-- Task brief --
Find the line that contains "Parse this screenshot: output". Repeat that line and all lines following it, exactly, through the end of the listing below.

[start Task input]

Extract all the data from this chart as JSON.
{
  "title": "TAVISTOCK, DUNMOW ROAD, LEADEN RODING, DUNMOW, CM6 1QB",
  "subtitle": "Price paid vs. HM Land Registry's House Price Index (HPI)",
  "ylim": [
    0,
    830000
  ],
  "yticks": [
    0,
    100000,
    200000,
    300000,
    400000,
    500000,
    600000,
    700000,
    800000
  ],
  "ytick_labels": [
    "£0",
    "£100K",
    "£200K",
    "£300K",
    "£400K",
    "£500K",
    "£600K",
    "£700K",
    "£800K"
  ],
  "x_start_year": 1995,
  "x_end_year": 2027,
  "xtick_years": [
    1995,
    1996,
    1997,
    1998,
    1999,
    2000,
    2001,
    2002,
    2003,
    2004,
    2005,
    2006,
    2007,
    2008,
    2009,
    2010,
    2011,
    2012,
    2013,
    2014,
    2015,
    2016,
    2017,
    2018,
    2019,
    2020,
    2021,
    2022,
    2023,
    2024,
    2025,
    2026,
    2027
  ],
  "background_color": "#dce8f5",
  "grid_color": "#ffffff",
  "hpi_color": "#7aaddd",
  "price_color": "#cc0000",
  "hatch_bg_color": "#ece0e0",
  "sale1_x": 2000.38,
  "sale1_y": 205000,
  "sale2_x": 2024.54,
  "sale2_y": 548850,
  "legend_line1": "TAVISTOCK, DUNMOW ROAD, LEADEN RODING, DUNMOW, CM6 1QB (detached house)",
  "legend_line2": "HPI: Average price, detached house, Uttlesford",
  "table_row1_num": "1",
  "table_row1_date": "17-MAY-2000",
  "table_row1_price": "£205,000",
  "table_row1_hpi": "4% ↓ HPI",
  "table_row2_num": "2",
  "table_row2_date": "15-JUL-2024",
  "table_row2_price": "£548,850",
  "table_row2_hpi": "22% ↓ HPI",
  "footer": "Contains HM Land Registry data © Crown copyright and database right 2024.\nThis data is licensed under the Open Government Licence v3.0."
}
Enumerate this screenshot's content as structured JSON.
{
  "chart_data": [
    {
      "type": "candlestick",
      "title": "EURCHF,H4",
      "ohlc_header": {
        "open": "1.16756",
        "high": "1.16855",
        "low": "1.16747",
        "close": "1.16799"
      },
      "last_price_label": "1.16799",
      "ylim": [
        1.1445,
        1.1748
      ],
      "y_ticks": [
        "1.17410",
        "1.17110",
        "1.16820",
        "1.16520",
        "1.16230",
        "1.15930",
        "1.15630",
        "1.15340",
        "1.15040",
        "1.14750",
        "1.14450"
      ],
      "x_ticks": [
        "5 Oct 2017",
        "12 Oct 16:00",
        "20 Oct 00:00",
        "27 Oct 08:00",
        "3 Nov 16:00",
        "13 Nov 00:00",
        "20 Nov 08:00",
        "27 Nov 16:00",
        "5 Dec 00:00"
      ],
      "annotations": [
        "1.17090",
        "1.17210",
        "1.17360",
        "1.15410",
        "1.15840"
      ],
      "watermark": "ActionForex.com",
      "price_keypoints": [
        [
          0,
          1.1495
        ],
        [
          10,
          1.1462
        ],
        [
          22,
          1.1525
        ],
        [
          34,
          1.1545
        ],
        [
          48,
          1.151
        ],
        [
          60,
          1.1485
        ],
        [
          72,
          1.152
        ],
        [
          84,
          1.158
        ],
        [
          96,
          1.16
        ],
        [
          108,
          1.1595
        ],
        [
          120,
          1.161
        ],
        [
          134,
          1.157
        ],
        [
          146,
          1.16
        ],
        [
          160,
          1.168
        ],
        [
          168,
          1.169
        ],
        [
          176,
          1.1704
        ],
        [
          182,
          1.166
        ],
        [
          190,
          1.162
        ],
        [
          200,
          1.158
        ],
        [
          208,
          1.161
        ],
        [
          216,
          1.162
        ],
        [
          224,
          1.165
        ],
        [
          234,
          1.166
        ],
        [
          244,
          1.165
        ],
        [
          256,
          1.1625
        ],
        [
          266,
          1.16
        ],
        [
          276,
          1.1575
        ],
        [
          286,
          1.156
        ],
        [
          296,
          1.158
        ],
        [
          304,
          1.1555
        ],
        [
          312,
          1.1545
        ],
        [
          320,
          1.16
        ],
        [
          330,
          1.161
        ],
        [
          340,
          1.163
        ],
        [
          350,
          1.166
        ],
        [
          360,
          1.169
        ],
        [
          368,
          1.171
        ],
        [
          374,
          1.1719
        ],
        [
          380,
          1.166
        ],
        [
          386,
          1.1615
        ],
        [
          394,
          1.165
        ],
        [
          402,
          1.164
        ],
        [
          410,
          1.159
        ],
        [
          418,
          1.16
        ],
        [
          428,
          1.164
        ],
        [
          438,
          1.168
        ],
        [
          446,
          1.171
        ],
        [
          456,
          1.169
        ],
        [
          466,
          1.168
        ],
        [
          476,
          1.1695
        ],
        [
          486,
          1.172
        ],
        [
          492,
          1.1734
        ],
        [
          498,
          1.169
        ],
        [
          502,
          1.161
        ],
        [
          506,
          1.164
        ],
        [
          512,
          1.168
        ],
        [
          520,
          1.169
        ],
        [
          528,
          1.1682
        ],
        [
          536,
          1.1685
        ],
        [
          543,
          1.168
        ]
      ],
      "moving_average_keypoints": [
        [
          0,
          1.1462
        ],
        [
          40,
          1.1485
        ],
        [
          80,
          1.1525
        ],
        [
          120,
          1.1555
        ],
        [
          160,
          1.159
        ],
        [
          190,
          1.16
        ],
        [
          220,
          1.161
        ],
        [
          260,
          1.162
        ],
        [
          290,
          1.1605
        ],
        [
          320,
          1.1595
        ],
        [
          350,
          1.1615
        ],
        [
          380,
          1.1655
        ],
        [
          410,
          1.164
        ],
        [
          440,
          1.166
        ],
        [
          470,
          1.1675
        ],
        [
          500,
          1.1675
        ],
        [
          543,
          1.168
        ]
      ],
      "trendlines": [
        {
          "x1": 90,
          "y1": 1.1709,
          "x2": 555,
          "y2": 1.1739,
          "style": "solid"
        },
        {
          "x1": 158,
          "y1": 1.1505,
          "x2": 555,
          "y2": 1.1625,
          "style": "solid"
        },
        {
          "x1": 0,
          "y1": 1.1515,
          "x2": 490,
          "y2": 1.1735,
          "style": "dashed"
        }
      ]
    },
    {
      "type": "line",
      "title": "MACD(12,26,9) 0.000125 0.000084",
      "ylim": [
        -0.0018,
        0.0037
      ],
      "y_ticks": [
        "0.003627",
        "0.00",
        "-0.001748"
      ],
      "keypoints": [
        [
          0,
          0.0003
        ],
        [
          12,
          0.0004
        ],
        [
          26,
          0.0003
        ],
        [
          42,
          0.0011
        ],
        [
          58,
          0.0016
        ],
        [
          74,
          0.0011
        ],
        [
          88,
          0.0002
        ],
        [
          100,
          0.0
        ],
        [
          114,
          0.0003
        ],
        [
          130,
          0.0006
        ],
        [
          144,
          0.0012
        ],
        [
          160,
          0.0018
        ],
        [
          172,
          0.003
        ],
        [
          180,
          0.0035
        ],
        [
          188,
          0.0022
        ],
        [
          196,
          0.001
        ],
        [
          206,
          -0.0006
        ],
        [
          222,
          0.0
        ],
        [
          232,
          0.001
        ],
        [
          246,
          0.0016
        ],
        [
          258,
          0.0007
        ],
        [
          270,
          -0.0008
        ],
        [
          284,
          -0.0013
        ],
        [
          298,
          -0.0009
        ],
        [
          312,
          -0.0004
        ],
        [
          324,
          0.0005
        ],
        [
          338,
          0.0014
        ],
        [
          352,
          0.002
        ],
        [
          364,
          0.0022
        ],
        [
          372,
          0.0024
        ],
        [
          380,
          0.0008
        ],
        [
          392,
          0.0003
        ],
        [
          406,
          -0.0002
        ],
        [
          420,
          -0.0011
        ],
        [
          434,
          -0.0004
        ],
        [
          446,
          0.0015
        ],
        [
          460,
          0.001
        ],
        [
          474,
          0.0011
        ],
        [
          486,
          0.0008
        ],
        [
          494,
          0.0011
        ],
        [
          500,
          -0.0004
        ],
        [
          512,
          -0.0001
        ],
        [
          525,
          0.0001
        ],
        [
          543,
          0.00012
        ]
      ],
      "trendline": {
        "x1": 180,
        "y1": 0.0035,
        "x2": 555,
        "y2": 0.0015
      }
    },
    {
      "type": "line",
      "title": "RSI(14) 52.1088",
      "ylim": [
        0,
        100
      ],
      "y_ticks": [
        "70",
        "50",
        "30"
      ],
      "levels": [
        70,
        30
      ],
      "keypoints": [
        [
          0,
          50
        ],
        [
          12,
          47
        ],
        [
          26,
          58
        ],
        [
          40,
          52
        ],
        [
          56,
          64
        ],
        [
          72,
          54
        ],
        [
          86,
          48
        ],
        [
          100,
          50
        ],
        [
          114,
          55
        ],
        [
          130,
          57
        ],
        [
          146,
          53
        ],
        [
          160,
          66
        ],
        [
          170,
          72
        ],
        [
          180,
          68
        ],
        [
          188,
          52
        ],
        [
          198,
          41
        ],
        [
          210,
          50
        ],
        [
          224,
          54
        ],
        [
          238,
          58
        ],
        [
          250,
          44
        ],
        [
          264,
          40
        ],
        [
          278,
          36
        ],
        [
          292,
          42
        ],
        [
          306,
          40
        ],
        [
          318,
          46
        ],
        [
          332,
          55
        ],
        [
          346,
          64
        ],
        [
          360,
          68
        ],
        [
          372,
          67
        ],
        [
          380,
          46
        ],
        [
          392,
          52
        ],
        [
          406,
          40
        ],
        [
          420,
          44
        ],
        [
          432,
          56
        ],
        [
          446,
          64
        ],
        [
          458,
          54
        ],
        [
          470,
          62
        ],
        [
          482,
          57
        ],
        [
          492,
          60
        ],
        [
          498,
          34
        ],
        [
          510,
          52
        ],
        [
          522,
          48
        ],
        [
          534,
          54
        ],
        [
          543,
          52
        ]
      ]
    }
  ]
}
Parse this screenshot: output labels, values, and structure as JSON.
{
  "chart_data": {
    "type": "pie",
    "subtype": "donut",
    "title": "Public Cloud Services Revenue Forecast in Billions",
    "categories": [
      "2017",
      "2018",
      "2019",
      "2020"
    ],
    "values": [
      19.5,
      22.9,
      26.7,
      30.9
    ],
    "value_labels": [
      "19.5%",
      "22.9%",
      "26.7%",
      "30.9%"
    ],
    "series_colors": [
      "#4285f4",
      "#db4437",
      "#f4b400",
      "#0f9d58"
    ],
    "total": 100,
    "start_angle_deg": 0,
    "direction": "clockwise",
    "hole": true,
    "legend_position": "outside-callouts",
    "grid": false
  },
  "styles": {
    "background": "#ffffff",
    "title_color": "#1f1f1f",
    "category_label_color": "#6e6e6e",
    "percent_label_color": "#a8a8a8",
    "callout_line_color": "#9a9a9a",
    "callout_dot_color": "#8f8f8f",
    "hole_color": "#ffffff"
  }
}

[end Task input]

-- Exercise solution --
Parse this screenshot: output labels, values, and structure as JSON.
{
  "chart_data": {
    "type": "pie",
    "subtype": "donut",
    "title": "Public Cloud Services Revenue Forecast in Billions",
    "categories": [
      "2017",
      "2018",
      "2019",
      "2020"
    ],
    "values": [
      19.5,
      22.9,
      26.7,
      30.9
    ],
    "value_labels": [
      "19.5%",
      "22.9%",
      "26.7%",
      "30.9%"
    ],
    "series_colors": [
      "#4285f4",
      "#db4437",
      "#f4b400",
      "#0f9d58"
    ],
    "total": 100,
    "start_angle_deg": 0,
    "direction": "clockwise",
    "hole": true,
    "legend_position": "outside-callouts",
    "grid": false
  },
  "styles": {
    "background": "#ffffff",
    "title_color": "#1f1f1f",
    "category_label_color": "#6e6e6e",
    "percent_label_color": "#a8a8a8",
    "callout_line_color": "#9a9a9a",
    "callout_dot_color": "#8f8f8f",
    "hole_color": "#ffffff"
  }
}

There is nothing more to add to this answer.